Task directions: Please write the listing below out again exactly, leaving every picture behind.

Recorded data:
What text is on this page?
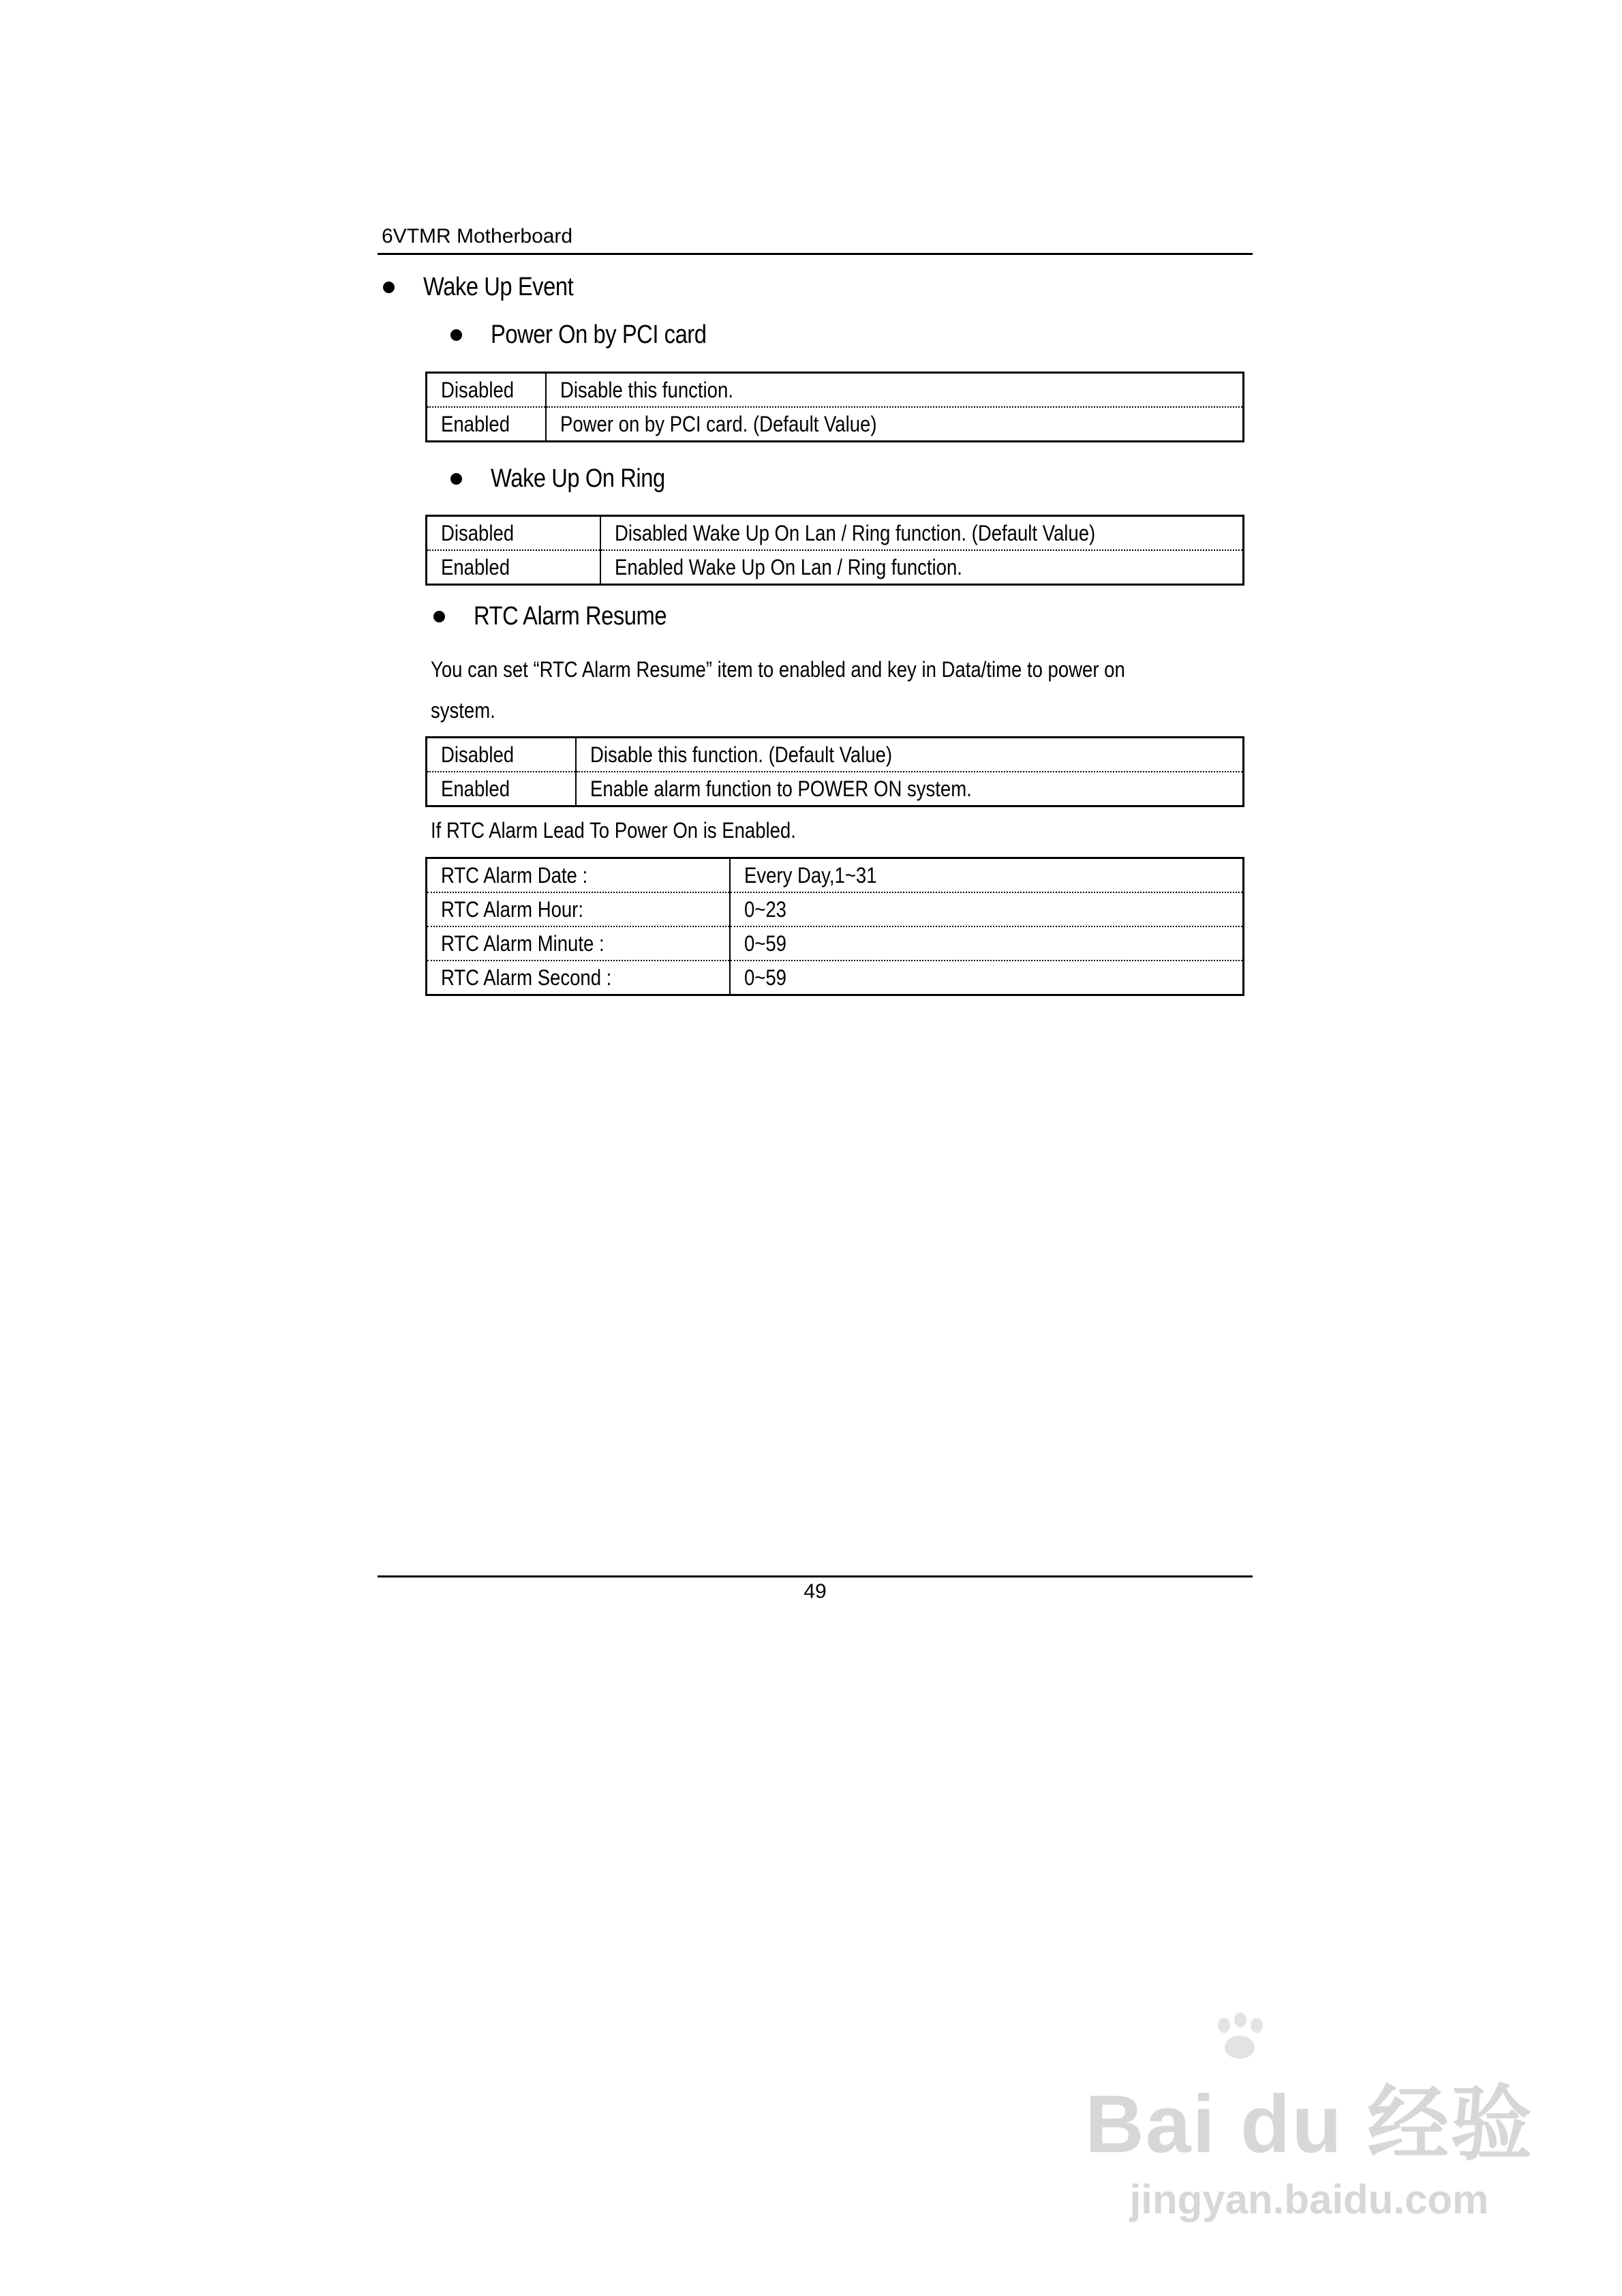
6VTMR Motherboard
Wake Up Event
Power On by PCI card
Disabled	Disable this function.
Enabled	Power on by PCI card. (Default Value)
Wake Up On Ring
Disabled	Disabled Wake Up On Lan / Ring function. (Default Value)
Enabled	Enabled Wake Up On Lan / Ring function.
RTC Alarm Resume
You can set “RTC Alarm Resume” item to enabled and key in Data/time to power on
system.
Disabled	Disable this function. (Default Value)
Enabled	Enable alarm function to POWER ON system.
If RTC Alarm Lead To Power On is Enabled.
RTC Alarm Date :	Every Day,1~31
RTC Alarm Hour:	0~23
RTC Alarm Minute :	0~59
RTC Alarm Second :	0~59
49
Bai du 经验
jingyan.baidu.com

Solution:
What text is on this page?
6VTMR Motherboard
Wake Up Event
Power On by PCI card
Disabled	Disable this function.
Enabled	Power on by PCI card. (Default Value)
Wake Up On Ring
Disabled	Disabled Wake Up On Lan / Ring function. (Default Value)
Enabled	Enabled Wake Up On Lan / Ring function.
RTC Alarm Resume
You can set “RTC Alarm Resume” item to enabled and key in Data/time to power on
system.
Disabled	Disable this function. (Default Value)
Enabled	Enable alarm function to POWER ON system.
If RTC Alarm Lead To Power On is Enabled.
RTC Alarm Date :	Every Day,1~31
RTC Alarm Hour:	0~23
RTC Alarm Minute :	0~59
RTC Alarm Second :	0~59
49
Bai du 经验
jingyan.baidu.com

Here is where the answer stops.